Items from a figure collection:
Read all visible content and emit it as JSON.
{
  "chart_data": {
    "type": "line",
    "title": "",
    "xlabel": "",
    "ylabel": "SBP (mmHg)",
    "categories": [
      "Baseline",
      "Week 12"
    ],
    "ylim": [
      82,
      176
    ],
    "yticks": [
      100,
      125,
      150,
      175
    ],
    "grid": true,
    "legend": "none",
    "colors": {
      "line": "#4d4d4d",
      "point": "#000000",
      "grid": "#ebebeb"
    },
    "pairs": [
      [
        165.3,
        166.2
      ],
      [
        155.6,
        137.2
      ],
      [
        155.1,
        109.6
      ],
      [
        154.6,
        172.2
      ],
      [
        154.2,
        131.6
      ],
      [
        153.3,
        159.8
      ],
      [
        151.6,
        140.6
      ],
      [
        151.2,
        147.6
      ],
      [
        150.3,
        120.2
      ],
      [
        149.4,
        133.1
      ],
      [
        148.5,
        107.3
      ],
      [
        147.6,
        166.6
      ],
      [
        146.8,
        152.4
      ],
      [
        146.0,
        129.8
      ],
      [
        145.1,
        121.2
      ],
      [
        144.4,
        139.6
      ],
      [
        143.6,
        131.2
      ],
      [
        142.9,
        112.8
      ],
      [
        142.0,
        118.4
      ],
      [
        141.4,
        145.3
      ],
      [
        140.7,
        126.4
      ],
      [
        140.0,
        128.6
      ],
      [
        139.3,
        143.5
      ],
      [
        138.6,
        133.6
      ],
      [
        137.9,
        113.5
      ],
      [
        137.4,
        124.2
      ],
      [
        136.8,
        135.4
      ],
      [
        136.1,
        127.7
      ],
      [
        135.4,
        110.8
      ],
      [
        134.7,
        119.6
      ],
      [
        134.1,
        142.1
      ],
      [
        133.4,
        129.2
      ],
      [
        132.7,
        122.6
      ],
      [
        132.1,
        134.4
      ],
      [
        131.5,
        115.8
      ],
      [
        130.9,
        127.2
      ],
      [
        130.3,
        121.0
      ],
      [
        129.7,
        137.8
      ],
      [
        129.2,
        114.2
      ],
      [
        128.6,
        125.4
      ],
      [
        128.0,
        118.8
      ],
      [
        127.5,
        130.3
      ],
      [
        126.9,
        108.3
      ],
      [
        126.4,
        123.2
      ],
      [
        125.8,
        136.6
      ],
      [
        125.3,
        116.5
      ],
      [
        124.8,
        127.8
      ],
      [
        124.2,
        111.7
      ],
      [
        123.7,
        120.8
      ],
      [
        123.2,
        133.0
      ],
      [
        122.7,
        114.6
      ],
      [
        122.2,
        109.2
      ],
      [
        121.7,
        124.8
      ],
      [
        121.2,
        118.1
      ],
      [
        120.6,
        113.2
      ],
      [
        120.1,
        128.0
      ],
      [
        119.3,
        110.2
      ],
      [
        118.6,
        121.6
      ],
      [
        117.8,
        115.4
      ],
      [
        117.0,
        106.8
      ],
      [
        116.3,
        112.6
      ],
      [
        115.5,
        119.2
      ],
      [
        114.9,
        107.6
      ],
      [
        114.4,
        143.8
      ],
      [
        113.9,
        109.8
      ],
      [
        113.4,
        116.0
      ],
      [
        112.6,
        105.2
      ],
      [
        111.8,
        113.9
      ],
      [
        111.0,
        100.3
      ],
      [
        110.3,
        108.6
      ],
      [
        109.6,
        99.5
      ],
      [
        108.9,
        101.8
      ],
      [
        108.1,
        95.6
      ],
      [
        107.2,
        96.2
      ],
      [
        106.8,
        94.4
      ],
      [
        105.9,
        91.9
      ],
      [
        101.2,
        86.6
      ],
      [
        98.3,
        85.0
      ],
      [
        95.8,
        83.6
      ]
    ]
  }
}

_Required work_:
Every entry must be quoted exactly as it appears above.

_Exercise response_:
Read all visible content and emit it as JSON.
{
  "chart_data": {
    "type": "line",
    "title": "",
    "xlabel": "",
    "ylabel": "SBP (mmHg)",
    "categories": [
      "Baseline",
      "Week 12"
    ],
    "ylim": [
      82,
      176
    ],
    "yticks": [
      100,
      125,
      150,
      175
    ],
    "grid": true,
    "legend": "none",
    "colors": {
      "line": "#4d4d4d",
      "point": "#000000",
      "grid": "#ebebeb"
    },
    "pairs": [
      [
        165.3,
        166.2
      ],
      [
        155.6,
        137.2
      ],
      [
        155.1,
        109.6
      ],
      [
        154.6,
        172.2
      ],
      [
        154.2,
        131.6
      ],
      [
        153.3,
        159.8
      ],
      [
        151.6,
        140.6
      ],
      [
        151.2,
        147.6
      ],
      [
        150.3,
        120.2
      ],
      [
        149.4,
        133.1
      ],
      [
        148.5,
        107.3
      ],
      [
        147.6,
        166.6
      ],
      [
        146.8,
        152.4
      ],
      [
        146.0,
        129.8
      ],
      [
        145.1,
        121.2
      ],
      [
        144.4,
        139.6
      ],
      [
        143.6,
        131.2
      ],
      [
        142.9,
        112.8
      ],
      [
        142.0,
        118.4
      ],
      [
        141.4,
        145.3
      ],
      [
        140.7,
        126.4
      ],
      [
        140.0,
        128.6
      ],
      [
        139.3,
        143.5
      ],
      [
        138.6,
        133.6
      ],
      [
        137.9,
        113.5
      ],
      [
        137.4,
        124.2
      ],
      [
        136.8,
        135.4
      ],
      [
        136.1,
        127.7
      ],
      [
        135.4,
        110.8
      ],
      [
        134.7,
        119.6
      ],
      [
        134.1,
        142.1
      ],
      [
        133.4,
        129.2
      ],
      [
        132.7,
        122.6
      ],
      [
        132.1,
        134.4
      ],
      [
        131.5,
        115.8
      ],
      [
        130.9,
        127.2
      ],
      [
        130.3,
        121.0
      ],
      [
        129.7,
        137.8
      ],
      [
        129.2,
        114.2
      ],
      [
        128.6,
        125.4
      ],
      [
        128.0,
        118.8
      ],
      [
        127.5,
        130.3
      ],
      [
        126.9,
        108.3
      ],
      [
        126.4,
        123.2
      ],
      [
        125.8,
        136.6
      ],
      [
        125.3,
        116.5
      ],
      [
        124.8,
        127.8
      ],
      [
        124.2,
        111.7
      ],
      [
        123.7,
        120.8
      ],
      [
        123.2,
        133.0
      ],
      [
        122.7,
        114.6
      ],
      [
        122.2,
        109.2
      ],
      [
        121.7,
        124.8
      ],
      [
        121.2,
        118.1
      ],
      [
        120.6,
        113.2
      ],
      [
        120.1,
        128.0
      ],
      [
        119.3,
        110.2
      ],
      [
        118.6,
        121.6
      ],
      [
        117.8,
        115.4
      ],
      [
        117.0,
        106.8
      ],
      [
        116.3,
        112.6
      ],
      [
        115.5,
        119.2
      ],
      [
        114.9,
        107.6
      ],
      [
        114.4,
        143.8
      ],
      [
        113.9,
        109.8
      ],
      [
        113.4,
        116.0
      ],
      [
        112.6,
        105.2
      ],
      [
        111.8,
        113.9
      ],
      [
        111.0,
        100.3
      ],
      [
        110.3,
        108.6
      ],
      [
        109.6,
        99.5
      ],
      [
        108.9,
        101.8
      ],
      [
        108.1,
        95.6
      ],
      [
        107.2,
        96.2
      ],
      [
        106.8,
        94.4
      ],
      [
        105.9,
        91.9
      ],
      [
        101.2,
        86.6
      ],
      [
        98.3,
        85.0
      ],
      [
        95.8,
        83.6
      ]
    ]
  }
}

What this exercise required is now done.